> _Given request_: Only the number is wanted: tally the lines below that contain the word "this".

> _Data_:
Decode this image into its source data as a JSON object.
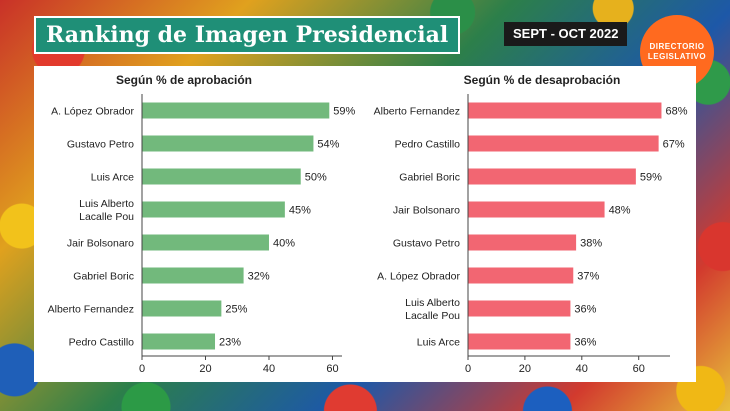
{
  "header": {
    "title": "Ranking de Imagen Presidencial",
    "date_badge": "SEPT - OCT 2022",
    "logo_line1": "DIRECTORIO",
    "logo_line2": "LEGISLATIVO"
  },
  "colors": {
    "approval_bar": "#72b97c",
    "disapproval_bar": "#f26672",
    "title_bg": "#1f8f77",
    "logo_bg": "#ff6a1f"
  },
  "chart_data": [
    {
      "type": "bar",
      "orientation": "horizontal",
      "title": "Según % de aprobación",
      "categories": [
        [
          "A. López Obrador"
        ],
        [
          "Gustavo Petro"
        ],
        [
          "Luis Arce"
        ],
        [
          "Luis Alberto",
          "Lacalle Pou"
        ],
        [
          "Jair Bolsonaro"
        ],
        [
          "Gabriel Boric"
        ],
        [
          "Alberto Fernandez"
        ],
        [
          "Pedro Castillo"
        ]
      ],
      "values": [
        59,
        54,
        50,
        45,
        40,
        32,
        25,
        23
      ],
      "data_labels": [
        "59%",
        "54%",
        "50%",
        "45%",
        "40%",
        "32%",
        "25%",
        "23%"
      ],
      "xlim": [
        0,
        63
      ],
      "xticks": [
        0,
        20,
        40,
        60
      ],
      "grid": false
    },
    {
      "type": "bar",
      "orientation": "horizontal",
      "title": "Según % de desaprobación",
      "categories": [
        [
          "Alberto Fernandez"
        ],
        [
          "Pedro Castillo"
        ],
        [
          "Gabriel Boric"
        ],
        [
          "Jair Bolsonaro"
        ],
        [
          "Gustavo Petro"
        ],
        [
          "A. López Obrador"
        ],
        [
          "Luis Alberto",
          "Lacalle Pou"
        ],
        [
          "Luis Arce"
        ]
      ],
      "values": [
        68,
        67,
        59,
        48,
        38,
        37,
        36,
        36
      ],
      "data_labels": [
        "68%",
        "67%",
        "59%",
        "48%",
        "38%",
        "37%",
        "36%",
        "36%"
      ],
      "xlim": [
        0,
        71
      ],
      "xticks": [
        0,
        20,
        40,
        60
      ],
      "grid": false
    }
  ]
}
--
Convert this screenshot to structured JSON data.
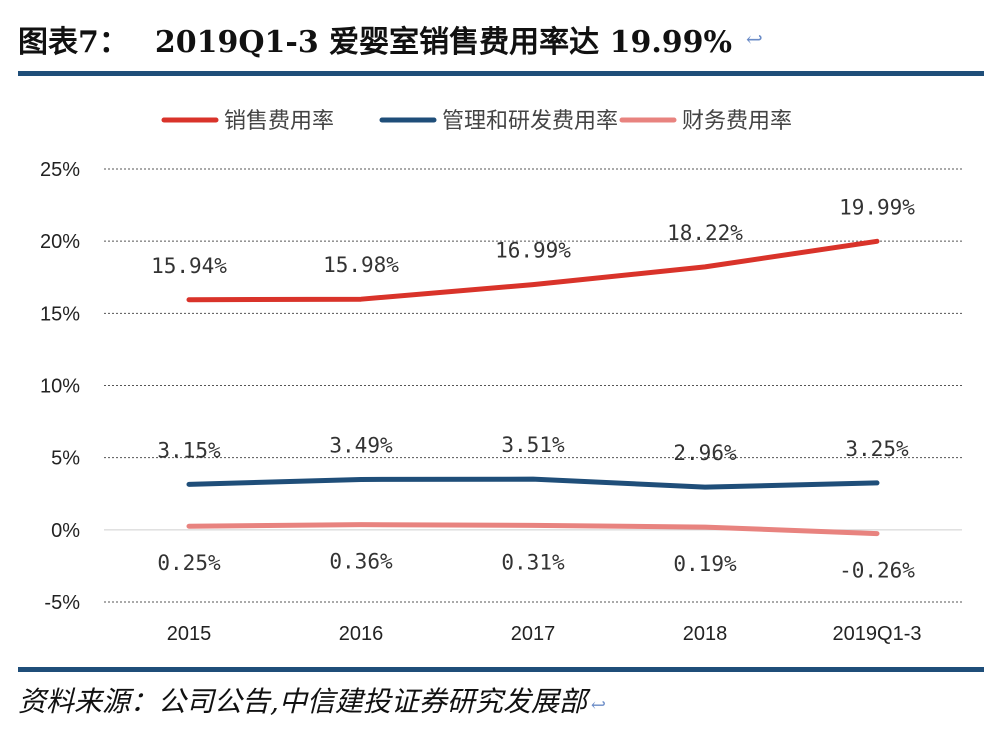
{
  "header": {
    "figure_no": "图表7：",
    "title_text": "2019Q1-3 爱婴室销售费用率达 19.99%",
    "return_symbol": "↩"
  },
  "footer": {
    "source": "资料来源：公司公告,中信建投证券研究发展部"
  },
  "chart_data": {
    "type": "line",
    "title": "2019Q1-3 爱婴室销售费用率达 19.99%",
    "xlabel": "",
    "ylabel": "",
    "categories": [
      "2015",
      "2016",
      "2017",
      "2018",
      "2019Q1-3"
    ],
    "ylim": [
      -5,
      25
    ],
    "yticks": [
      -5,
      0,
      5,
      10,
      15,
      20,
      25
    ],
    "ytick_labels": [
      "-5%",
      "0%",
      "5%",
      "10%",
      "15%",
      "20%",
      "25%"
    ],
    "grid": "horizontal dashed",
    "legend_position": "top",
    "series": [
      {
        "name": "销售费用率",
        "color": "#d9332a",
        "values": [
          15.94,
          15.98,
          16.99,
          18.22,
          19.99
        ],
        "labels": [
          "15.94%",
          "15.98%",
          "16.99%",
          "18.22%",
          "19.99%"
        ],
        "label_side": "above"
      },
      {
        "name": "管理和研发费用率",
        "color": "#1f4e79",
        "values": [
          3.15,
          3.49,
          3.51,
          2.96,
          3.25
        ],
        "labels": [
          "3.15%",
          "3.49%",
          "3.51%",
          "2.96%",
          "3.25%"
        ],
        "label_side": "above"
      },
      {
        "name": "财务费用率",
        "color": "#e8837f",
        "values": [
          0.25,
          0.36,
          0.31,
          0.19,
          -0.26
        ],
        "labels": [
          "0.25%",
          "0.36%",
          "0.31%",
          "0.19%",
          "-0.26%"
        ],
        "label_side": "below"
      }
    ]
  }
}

> _Task result_: 2